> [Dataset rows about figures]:
● ● ●

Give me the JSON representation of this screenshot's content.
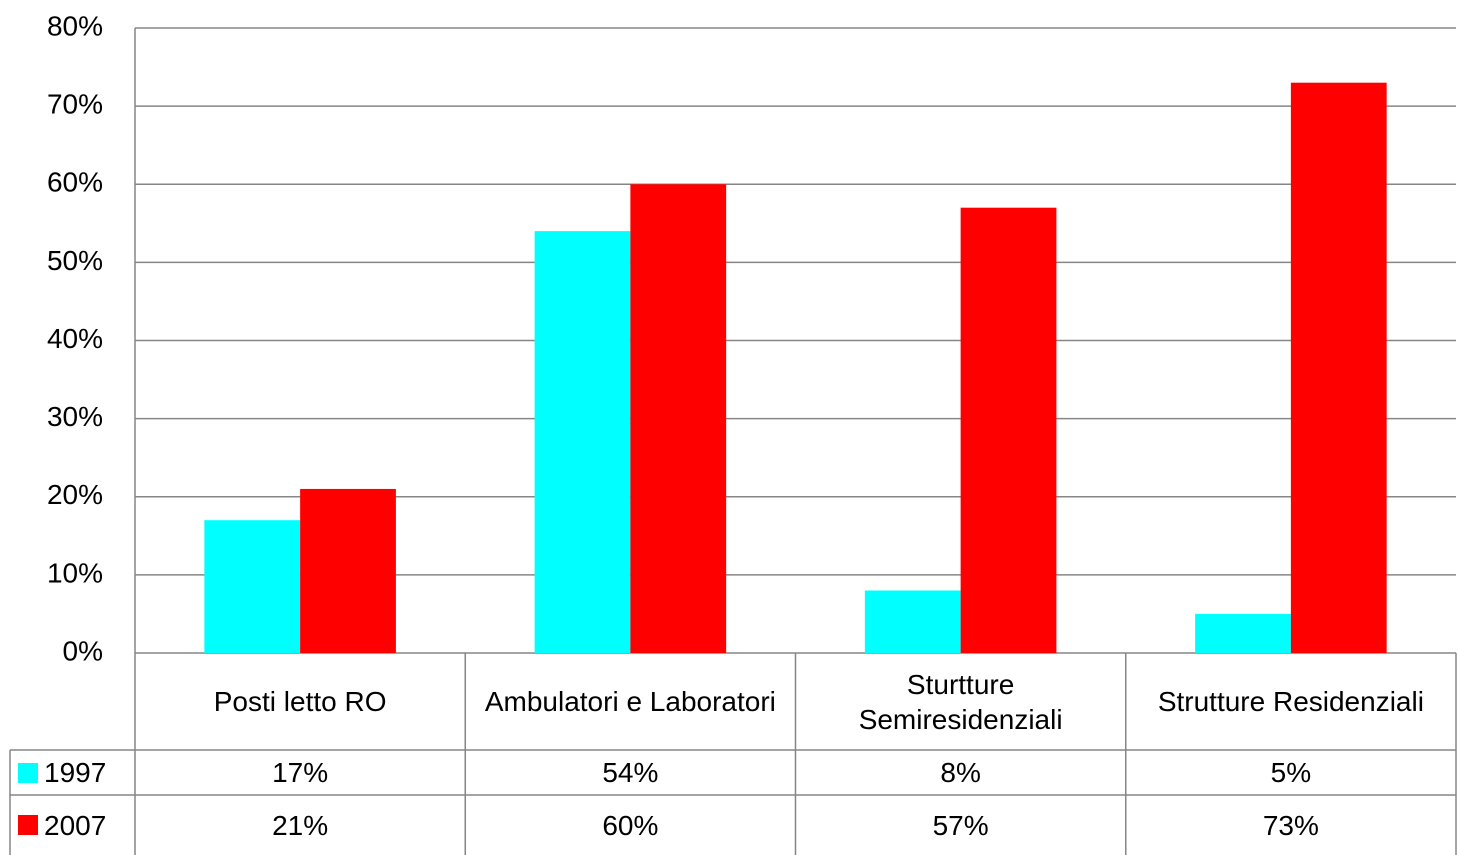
{
  "chart_data": {
    "type": "bar",
    "categories": [
      "Posti letto RO",
      "Ambulatori e Laboratori",
      "Sturtture Semiresidenziali",
      "Strutture Residenziali"
    ],
    "series": [
      {
        "name": "1997",
        "color": "#00ffff",
        "values": [
          17,
          54,
          8,
          5
        ],
        "value_labels": [
          "17%",
          "54%",
          "8%",
          "5%"
        ]
      },
      {
        "name": "2007",
        "color": "#ff0000",
        "values": [
          21,
          60,
          57,
          73
        ],
        "value_labels": [
          "21%",
          "60%",
          "57%",
          "73%"
        ]
      }
    ],
    "ylim": [
      0,
      80
    ],
    "yticks": [
      {
        "value": 0,
        "label": "0%"
      },
      {
        "value": 10,
        "label": "10%"
      },
      {
        "value": 20,
        "label": "20%"
      },
      {
        "value": 30,
        "label": "30%"
      },
      {
        "value": 40,
        "label": "40%"
      },
      {
        "value": 50,
        "label": "50%"
      },
      {
        "value": 60,
        "label": "60%"
      },
      {
        "value": 70,
        "label": "70%"
      },
      {
        "value": 80,
        "label": "80%"
      }
    ],
    "grid": true
  }
}
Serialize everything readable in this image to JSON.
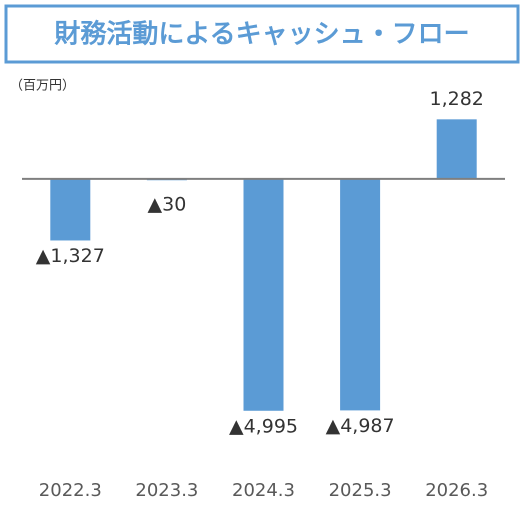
{
  "chart_data": {
    "type": "bar",
    "title": "財務活動によるキャッシュ・フロー",
    "y_axis_label": "（百万円）",
    "categories": [
      "2022.3",
      "2023.3",
      "2024.3",
      "2025.3",
      "2026.3"
    ],
    "values": [
      -1327,
      -30,
      -4995,
      -4987,
      1282
    ],
    "value_labels": [
      "▲1,327",
      "▲30",
      "▲4,995",
      "▲4,987",
      "1,282"
    ],
    "color": "#5b9bd5",
    "ylim": [
      -5000,
      2000
    ]
  }
}
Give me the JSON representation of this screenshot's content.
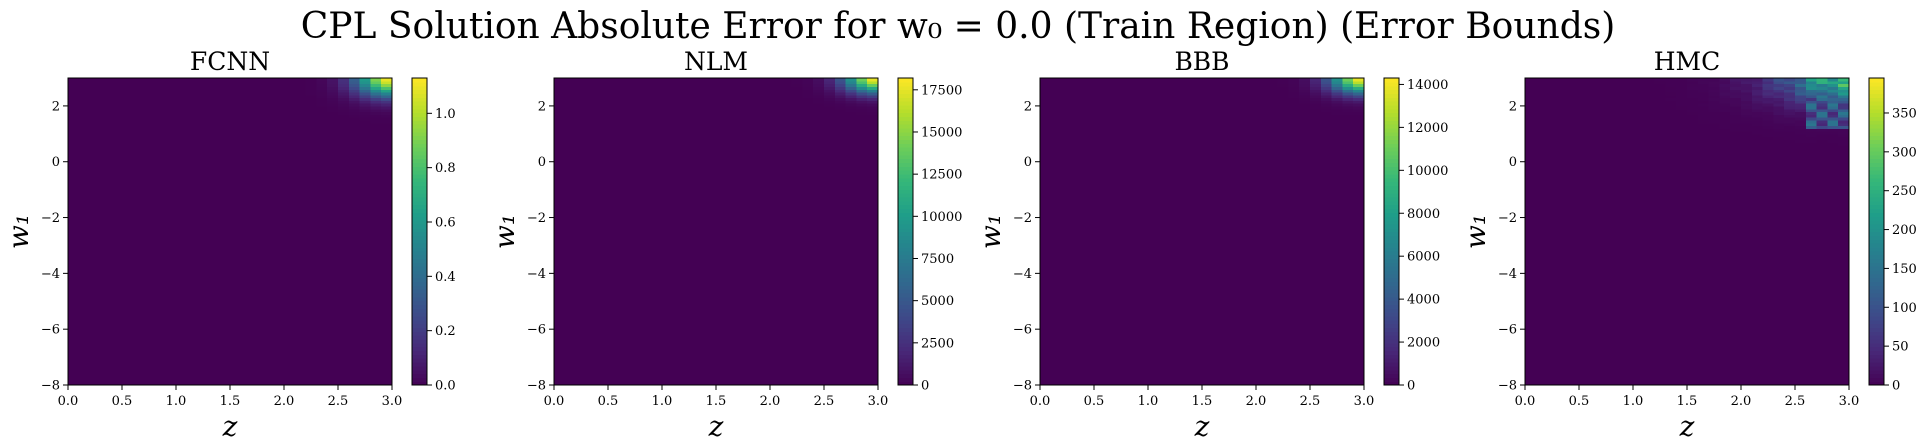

● ● ●

> [PROMPT]: Output every entry exactly as given; pictures are not part of the copy.

> [EXPECTED ANSWER]:
Give me the JSON representation of this screenshot's content.
{
  "chart_data": {
    "type": "bar",
    "categories": [
      "Posti letto RO",
      "Ambulatori e Laboratori",
      "Sturtture Semiresidenziali",
      "Strutture Residenziali"
    ],
    "series": [
      {
        "name": "1997",
        "color": "#00ffff",
        "values": [
          17,
          54,
          8,
          5
        ],
        "value_labels": [
          "17%",
          "54%",
          "8%",
          "5%"
        ]
      },
      {
        "name": "2007",
        "color": "#ff0000",
        "values": [
          21,
          60,
          57,
          73
        ],
        "value_labels": [
          "21%",
          "60%",
          "57%",
          "73%"
        ]
      }
    ],
    "ylim": [
      0,
      80
    ],
    "yticks": [
      {
        "value": 0,
        "label": "0%"
      },
      {
        "value": 10,
        "label": "10%"
      },
      {
        "value": 20,
        "label": "20%"
      },
      {
        "value": 30,
        "label": "30%"
      },
      {
        "value": 40,
        "label": "40%"
      },
      {
        "value": 50,
        "label": "50%"
      },
      {
        "value": 60,
        "label": "60%"
      },
      {
        "value": 70,
        "label": "70%"
      },
      {
        "value": 80,
        "label": "80%"
      }
    ],
    "grid": true
  }
}
Serialize everything readable in this image to JSON.
{
  "chart_data": {
    "type": "bar",
    "title": "財務活動によるキャッシュ・フロー",
    "y_axis_label": "（百万円）",
    "categories": [
      "2022.3",
      "2023.3",
      "2024.3",
      "2025.3",
      "2026.3"
    ],
    "values": [
      -1327,
      -30,
      -4995,
      -4987,
      1282
    ],
    "value_labels": [
      "▲1,327",
      "▲30",
      "▲4,995",
      "▲4,987",
      "1,282"
    ],
    "color": "#5b9bd5",
    "ylim": [
      -5000,
      2000
    ]
  }
}
Give me the JSON representation of this screenshot's content.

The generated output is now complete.